INFORMATION SHOWN ->
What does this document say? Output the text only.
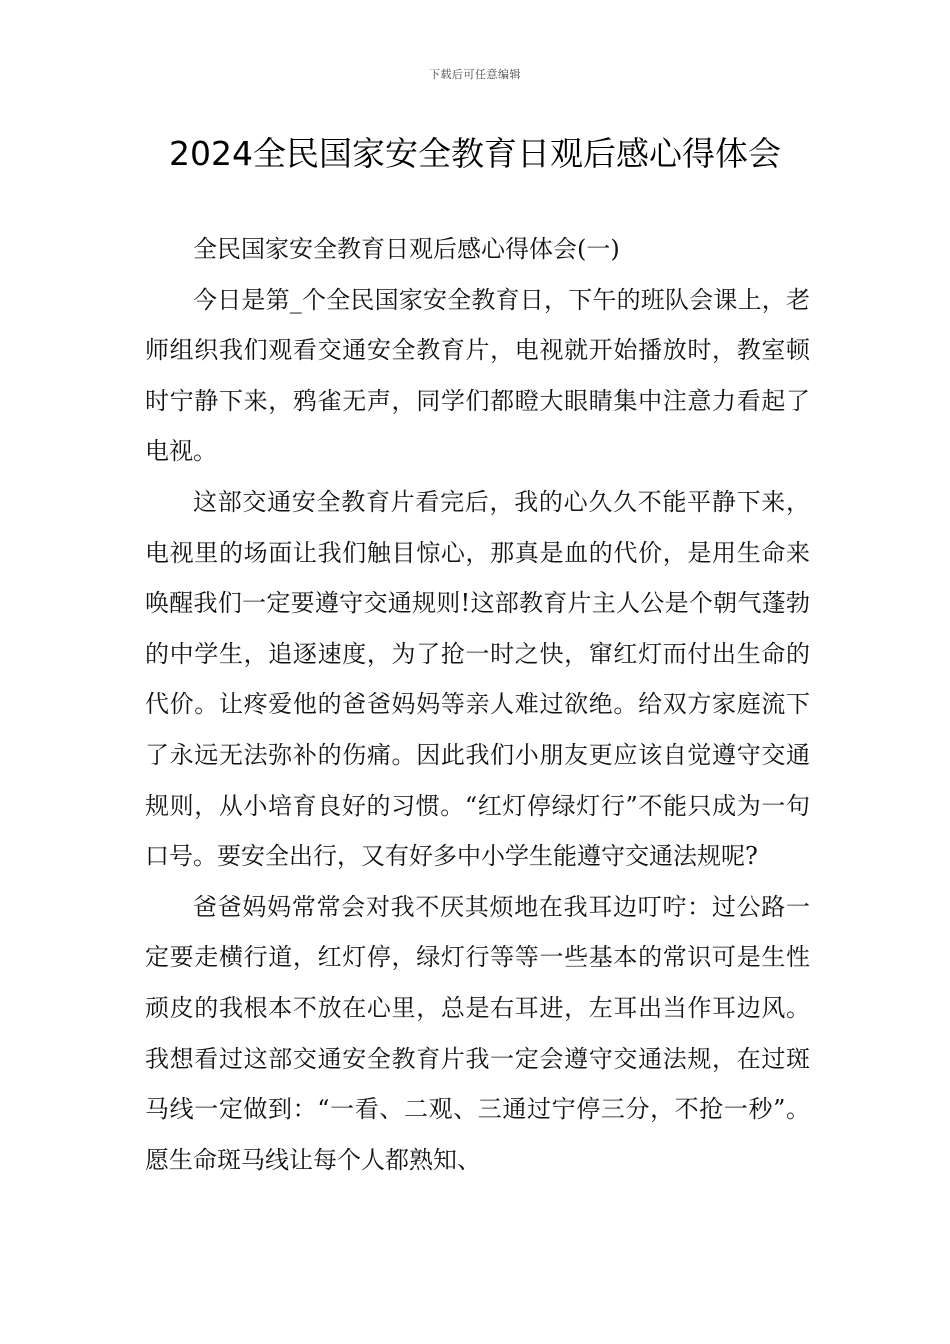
下载后可任意编辑
2024全民国家安全教育日观后感心得体会

全民国家安全教育日观后感心得体会(一)

今日是第_个全民国家安全教育日，下午的班队会课上，老师组织我们观看交通安全教育片，电视就开始播放时，教室顿时宁静下来，鸦雀无声，同学们都瞪大眼睛集中注意力看起了电视。

这部交通安全教育片看完后，我的心久久不能平静下来，电视里的场面让我们触目惊心，那真是血的代价，是用生命来唤醒我们一定要遵守交通规则!这部教育片主人公是个朝气蓬勃的中学生，追逐速度，为了抢一时之快，窜红灯而付出生命的代价。让疼爱他的爸爸妈妈等亲人难过欲绝。给双方家庭流下了永远无法弥补的伤痛。因此我们小朋友更应该自觉遵守交通规则，从小培育良好的习惯。“红灯停绿灯行”不能只成为一句口号。要安全出行，又有好多中小学生能遵守交通法规呢?

爸爸妈妈常常会对我不厌其烦地在我耳边叮咛：过公路一定要走横行道，红灯停，绿灯行等等一些基本的常识可是生性顽皮的我根本不放在心里，总是右耳进，左耳出当作耳边风。我想看过这部交通安全教育片我一定会遵守交通法规，在过斑马线一定做到：“一看、二观、三通过宁停三分，不抢一秒”。愿生命斑马线让每个人都熟知、
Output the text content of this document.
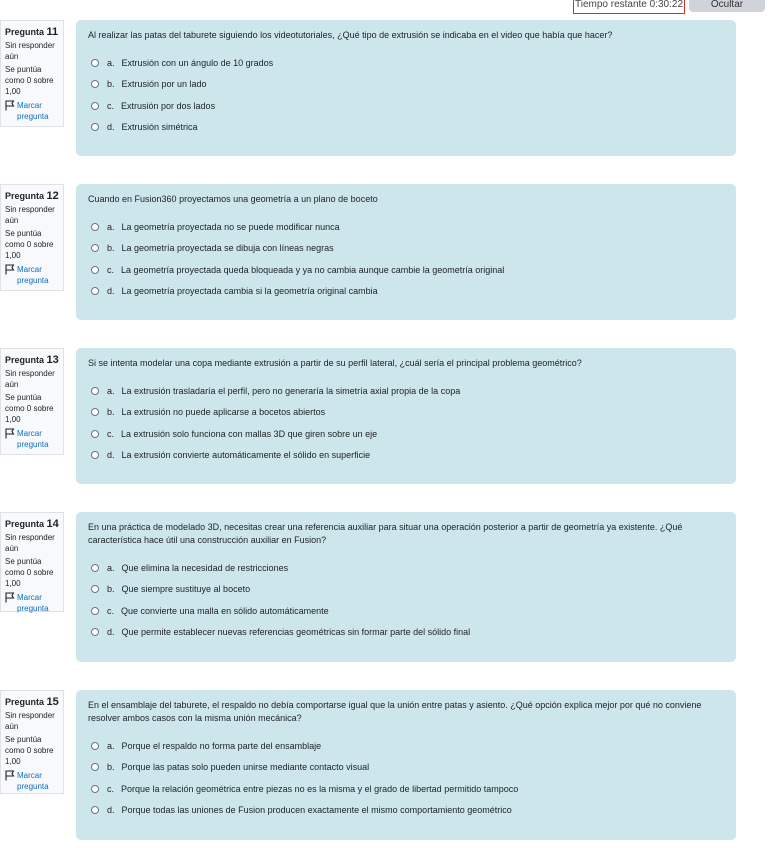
Tiempo restante 0:30:22	Ocultar
Pregunta 11
Sin responder aún
Se puntúa como 0 sobre 1,00
Marcar pregunta
Al realizar las patas del taburete siguiendo los videotutoriales, ¿Qué tipo de extrusión se indicaba en el video que había que hacer?
a. Extrusión con un ángulo de 10 grados
b. Extrusión por un lado
c. Extrusión por dos lados
d. Extrusión simétrica
Pregunta 12
Sin responder aún
Se puntúa como 0 sobre 1,00
Marcar pregunta
Cuando en Fusion360 proyectamos una geometría a un plano de boceto
a. La geometría proyectada no se puede modificar nunca
b. La geometría proyectada se dibuja con líneas negras
c. La geometría proyectada queda bloqueada y ya no cambia aunque cambie la geometría original
d. La geometría proyectada cambia si la geometría original cambia
Pregunta 13
Sin responder aún
Se puntúa como 0 sobre 1,00
Marcar pregunta
Si se intenta modelar una copa mediante extrusión a partir de su perfil lateral, ¿cuál sería el principal problema geométrico?
a. La extrusión trasladaría el perfil, pero no generaría la simetría axial propia de la copa
b. La extrusión no puede aplicarse a bocetos abiertos
c. La extrusión solo funciona con mallas 3D que giren sobre un eje
d. La extrusión convierte automáticamente el sólido en superficie
Pregunta 14
Sin responder aún
Se puntúa como 0 sobre 1,00
Marcar pregunta
En una práctica de modelado 3D, necesitas crear una referencia auxiliar para situar una operación posterior a partir de geometría ya existente. ¿Qué característica hace útil una construcción auxiliar en Fusion?
a. Que elimina la necesidad de restricciones
b. Que siempre sustituye al boceto
c. Que convierte una malla en sólido automáticamente
d. Que permite establecer nuevas referencias geométricas sin formar parte del sólido final
Pregunta 15
Sin responder aún
Se puntúa como 0 sobre 1,00
Marcar pregunta
En el ensamblaje del taburete, el respaldo no debía comportarse igual que la unión entre patas y asiento. ¿Qué opción explica mejor por qué no conviene resolver ambos casos con la misma unión mecánica?
a. Porque el respaldo no forma parte del ensamblaje
b. Porque las patas solo pueden unirse mediante contacto visual
c. Porque la relación geométrica entre piezas no es la misma y el grado de libertad permitido tampoco
d. Porque todas las uniones de Fusion producen exactamente el mismo comportamiento geométrico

STATED EXERCISE -> Gather every line from the listing above in which the word "patas" appears.

WORKED ANSWER ->
Al realizar las patas del taburete siguiendo los videotutoriales, ¿Qué tipo de extrusión se indicaba en el video que había que hacer?
En el ensamblaje del taburete, el respaldo no debía comportarse igual que la unión entre patas y asiento. ¿Qué opción explica mejor por qué no conviene resolver ambos casos con la misma unión mecánica?
b. Porque las patas solo pueden unirse mediante contacto visual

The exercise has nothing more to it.